Dataset entries:

────────────────────

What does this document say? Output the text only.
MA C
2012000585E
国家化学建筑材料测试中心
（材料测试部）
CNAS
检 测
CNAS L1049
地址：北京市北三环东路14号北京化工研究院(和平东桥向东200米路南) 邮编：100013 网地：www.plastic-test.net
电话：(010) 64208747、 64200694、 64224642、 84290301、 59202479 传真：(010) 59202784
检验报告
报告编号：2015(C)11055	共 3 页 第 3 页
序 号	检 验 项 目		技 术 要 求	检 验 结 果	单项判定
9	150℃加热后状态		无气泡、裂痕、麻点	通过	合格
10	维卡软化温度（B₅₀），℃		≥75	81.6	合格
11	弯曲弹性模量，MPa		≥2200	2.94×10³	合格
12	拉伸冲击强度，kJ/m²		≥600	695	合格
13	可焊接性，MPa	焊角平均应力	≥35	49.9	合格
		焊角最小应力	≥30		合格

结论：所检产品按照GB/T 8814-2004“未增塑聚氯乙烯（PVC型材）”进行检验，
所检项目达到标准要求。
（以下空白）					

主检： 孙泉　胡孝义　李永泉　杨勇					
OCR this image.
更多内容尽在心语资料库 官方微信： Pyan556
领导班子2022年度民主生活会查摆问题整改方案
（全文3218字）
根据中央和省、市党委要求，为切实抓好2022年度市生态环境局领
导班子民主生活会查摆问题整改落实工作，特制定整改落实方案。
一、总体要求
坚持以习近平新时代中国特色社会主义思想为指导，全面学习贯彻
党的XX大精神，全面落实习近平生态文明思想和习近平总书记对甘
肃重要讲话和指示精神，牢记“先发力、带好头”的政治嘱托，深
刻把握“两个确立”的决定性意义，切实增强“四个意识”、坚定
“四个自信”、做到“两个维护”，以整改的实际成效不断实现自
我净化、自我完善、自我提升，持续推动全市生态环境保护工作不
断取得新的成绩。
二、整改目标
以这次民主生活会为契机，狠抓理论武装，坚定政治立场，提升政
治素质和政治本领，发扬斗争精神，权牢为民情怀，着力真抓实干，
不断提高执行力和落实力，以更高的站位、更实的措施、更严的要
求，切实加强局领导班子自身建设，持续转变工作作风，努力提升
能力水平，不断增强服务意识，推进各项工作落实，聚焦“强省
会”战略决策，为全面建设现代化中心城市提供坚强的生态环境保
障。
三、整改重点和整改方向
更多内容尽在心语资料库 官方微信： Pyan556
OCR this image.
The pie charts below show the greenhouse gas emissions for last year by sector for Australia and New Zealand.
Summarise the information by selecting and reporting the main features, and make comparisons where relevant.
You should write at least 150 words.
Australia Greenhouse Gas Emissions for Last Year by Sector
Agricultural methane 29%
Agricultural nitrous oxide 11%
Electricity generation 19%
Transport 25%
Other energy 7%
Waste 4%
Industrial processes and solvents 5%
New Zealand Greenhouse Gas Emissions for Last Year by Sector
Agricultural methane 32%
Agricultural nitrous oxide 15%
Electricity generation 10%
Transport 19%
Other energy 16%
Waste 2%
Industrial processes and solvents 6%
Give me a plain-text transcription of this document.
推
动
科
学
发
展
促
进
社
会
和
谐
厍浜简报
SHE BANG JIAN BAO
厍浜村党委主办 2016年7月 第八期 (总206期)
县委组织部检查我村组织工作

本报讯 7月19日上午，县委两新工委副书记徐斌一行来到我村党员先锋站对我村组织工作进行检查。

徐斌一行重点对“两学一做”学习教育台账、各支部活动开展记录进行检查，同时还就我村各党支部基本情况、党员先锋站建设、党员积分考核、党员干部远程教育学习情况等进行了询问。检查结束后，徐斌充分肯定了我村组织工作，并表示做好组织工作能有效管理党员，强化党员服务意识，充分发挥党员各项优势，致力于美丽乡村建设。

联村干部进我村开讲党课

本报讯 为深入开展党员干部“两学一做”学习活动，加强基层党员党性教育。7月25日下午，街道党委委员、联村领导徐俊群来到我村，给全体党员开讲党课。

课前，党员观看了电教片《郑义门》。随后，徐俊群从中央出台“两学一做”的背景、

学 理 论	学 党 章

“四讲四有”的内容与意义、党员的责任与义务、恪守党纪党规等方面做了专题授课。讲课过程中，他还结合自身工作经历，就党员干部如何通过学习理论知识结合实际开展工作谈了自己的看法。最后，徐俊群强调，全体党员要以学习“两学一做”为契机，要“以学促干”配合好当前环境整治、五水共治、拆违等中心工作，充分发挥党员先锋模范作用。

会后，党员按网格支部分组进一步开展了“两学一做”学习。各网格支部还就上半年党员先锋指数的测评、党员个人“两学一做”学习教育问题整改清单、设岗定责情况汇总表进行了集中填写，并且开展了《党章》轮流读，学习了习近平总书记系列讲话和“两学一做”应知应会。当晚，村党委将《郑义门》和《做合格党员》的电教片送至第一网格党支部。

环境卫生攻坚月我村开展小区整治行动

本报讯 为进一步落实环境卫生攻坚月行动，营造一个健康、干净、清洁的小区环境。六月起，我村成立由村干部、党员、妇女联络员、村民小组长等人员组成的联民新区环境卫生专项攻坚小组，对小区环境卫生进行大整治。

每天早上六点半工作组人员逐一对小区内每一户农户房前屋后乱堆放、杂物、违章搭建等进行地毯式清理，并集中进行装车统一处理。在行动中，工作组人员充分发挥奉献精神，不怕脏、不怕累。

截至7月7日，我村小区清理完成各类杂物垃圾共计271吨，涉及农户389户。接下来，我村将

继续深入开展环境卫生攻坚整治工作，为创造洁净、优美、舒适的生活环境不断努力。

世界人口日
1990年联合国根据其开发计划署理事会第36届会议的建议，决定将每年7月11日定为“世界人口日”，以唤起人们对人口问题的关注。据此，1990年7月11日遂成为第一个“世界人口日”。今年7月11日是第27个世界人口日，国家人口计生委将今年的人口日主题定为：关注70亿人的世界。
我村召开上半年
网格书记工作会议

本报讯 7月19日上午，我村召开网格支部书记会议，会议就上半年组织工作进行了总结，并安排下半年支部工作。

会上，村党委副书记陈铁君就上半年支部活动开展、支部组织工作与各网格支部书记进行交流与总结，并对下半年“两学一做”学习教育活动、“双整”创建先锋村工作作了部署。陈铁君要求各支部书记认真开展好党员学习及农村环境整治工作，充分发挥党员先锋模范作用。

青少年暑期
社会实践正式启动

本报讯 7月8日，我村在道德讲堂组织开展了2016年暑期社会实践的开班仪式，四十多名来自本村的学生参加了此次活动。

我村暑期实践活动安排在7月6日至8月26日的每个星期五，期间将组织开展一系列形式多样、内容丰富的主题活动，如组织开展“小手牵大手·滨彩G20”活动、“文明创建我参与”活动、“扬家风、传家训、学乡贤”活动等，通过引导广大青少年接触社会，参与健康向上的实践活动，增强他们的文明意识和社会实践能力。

────────────────────

▶ Stated goal
Restate each entry exactly, skipping none.

▶ Solution for this problem
What does this document say? Output the text only.
MA C
2012000585E
国家化学建筑材料测试中心
（材料测试部）
CNAS
检 测
CNAS L1049
地址：北京市北三环东路14号北京化工研究院(和平东桥向东200米路南) 邮编：100013 网地：www.plastic-test.net
电话：(010) 64208747、 64200694、 64224642、 84290301、 59202479 传真：(010) 59202784
检验报告
报告编号：2015(C)11055	共 3 页 第 3 页
序 号	检 验 项 目		技 术 要 求	检 验 结 果	单项判定
9	150℃加热后状态		无气泡、裂痕、麻点	通过	合格
10	维卡软化温度（B₅₀），℃		≥75	81.6	合格
11	弯曲弹性模量，MPa		≥2200	2.94×10³	合格
12	拉伸冲击强度，kJ/m²		≥600	695	合格
13	可焊接性，MPa	焊角平均应力	≥35	49.9	合格
		焊角最小应力	≥30		合格

结论：所检产品按照GB/T 8814-2004“未增塑聚氯乙烯（PVC型材）”进行检验，
所检项目达到标准要求。
（以下空白）					

主检： 孙泉　胡孝义　李永泉　杨勇					
OCR this image.
更多内容尽在心语资料库 官方微信： Pyan556
领导班子2022年度民主生活会查摆问题整改方案
（全文3218字）
根据中央和省、市党委要求，为切实抓好2022年度市生态环境局领
导班子民主生活会查摆问题整改落实工作，特制定整改落实方案。
一、总体要求
坚持以习近平新时代中国特色社会主义思想为指导，全面学习贯彻
党的XX大精神，全面落实习近平生态文明思想和习近平总书记对甘
肃重要讲话和指示精神，牢记“先发力、带好头”的政治嘱托，深
刻把握“两个确立”的决定性意义，切实增强“四个意识”、坚定
“四个自信”、做到“两个维护”，以整改的实际成效不断实现自
我净化、自我完善、自我提升，持续推动全市生态环境保护工作不
断取得新的成绩。
二、整改目标
以这次民主生活会为契机，狠抓理论武装，坚定政治立场，提升政
治素质和政治本领，发扬斗争精神，权牢为民情怀，着力真抓实干，
不断提高执行力和落实力，以更高的站位、更实的措施、更严的要
求，切实加强局领导班子自身建设，持续转变工作作风，努力提升
能力水平，不断增强服务意识，推进各项工作落实，聚焦“强省
会”战略决策，为全面建设现代化中心城市提供坚强的生态环境保
障。
三、整改重点和整改方向
更多内容尽在心语资料库 官方微信： Pyan556
OCR this image.
The pie charts below show the greenhouse gas emissions for last year by sector for Australia and New Zealand.
Summarise the information by selecting and reporting the main features, and make comparisons where relevant.
You should write at least 150 words.
Australia Greenhouse Gas Emissions for Last Year by Sector
Agricultural methane 29%
Agricultural nitrous oxide 11%
Electricity generation 19%
Transport 25%
Other energy 7%
Waste 4%
Industrial processes and solvents 5%
New Zealand Greenhouse Gas Emissions for Last Year by Sector
Agricultural methane 32%
Agricultural nitrous oxide 15%
Electricity generation 10%
Transport 19%
Other energy 16%
Waste 2%
Industrial processes and solvents 6%
Give me a plain-text transcription of this document.
推
动
科
学
发
展
促
进
社
会
和
谐
厍浜简报
SHE BANG JIAN BAO
厍浜村党委主办 2016年7月 第八期 (总206期)
县委组织部检查我村组织工作

本报讯 7月19日上午，县委两新工委副书记徐斌一行来到我村党员先锋站对我村组织工作进行检查。

徐斌一行重点对“两学一做”学习教育台账、各支部活动开展记录进行检查，同时还就我村各党支部基本情况、党员先锋站建设、党员积分考核、党员干部远程教育学习情况等进行了询问。检查结束后，徐斌充分肯定了我村组织工作，并表示做好组织工作能有效管理党员，强化党员服务意识，充分发挥党员各项优势，致力于美丽乡村建设。

联村干部进我村开讲党课

本报讯 为深入开展党员干部“两学一做”学习活动，加强基层党员党性教育。7月25日下午，街道党委委员、联村领导徐俊群来到我村，给全体党员开讲党课。

课前，党员观看了电教片《郑义门》。随后，徐俊群从中央出台“两学一做”的背景、

学 理 论	学 党 章

“四讲四有”的内容与意义、党员的责任与义务、恪守党纪党规等方面做了专题授课。讲课过程中，他还结合自身工作经历，就党员干部如何通过学习理论知识结合实际开展工作谈了自己的看法。最后，徐俊群强调，全体党员要以学习“两学一做”为契机，要“以学促干”配合好当前环境整治、五水共治、拆违等中心工作，充分发挥党员先锋模范作用。

会后，党员按网格支部分组进一步开展了“两学一做”学习。各网格支部还就上半年党员先锋指数的测评、党员个人“两学一做”学习教育问题整改清单、设岗定责情况汇总表进行了集中填写，并且开展了《党章》轮流读，学习了习近平总书记系列讲话和“两学一做”应知应会。当晚，村党委将《郑义门》和《做合格党员》的电教片送至第一网格党支部。

环境卫生攻坚月我村开展小区整治行动

本报讯 为进一步落实环境卫生攻坚月行动，营造一个健康、干净、清洁的小区环境。六月起，我村成立由村干部、党员、妇女联络员、村民小组长等人员组成的联民新区环境卫生专项攻坚小组，对小区环境卫生进行大整治。

每天早上六点半工作组人员逐一对小区内每一户农户房前屋后乱堆放、杂物、违章搭建等进行地毯式清理，并集中进行装车统一处理。在行动中，工作组人员充分发挥奉献精神，不怕脏、不怕累。

截至7月7日，我村小区清理完成各类杂物垃圾共计271吨，涉及农户389户。接下来，我村将

继续深入开展环境卫生攻坚整治工作，为创造洁净、优美、舒适的生活环境不断努力。

世界人口日
1990年联合国根据其开发计划署理事会第36届会议的建议，决定将每年7月11日定为“世界人口日”，以唤起人们对人口问题的关注。据此，1990年7月11日遂成为第一个“世界人口日”。今年7月11日是第27个世界人口日，国家人口计生委将今年的人口日主题定为：关注70亿人的世界。
我村召开上半年
网格书记工作会议

本报讯 7月19日上午，我村召开网格支部书记会议，会议就上半年组织工作进行了总结，并安排下半年支部工作。

会上，村党委副书记陈铁君就上半年支部活动开展、支部组织工作与各网格支部书记进行交流与总结，并对下半年“两学一做”学习教育活动、“双整”创建先锋村工作作了部署。陈铁君要求各支部书记认真开展好党员学习及农村环境整治工作，充分发挥党员先锋模范作用。

青少年暑期
社会实践正式启动

本报讯 7月8日，我村在道德讲堂组织开展了2016年暑期社会实践的开班仪式，四十多名来自本村的学生参加了此次活动。

我村暑期实践活动安排在7月6日至8月26日的每个星期五，期间将组织开展一系列形式多样、内容丰富的主题活动，如组织开展“小手牵大手·滨彩G20”活动、“文明创建我参与”活动、“扬家风、传家训、学乡贤”活动等，通过引导广大青少年接触社会，参与健康向上的实践活动，增强他们的文明意识和社会实践能力。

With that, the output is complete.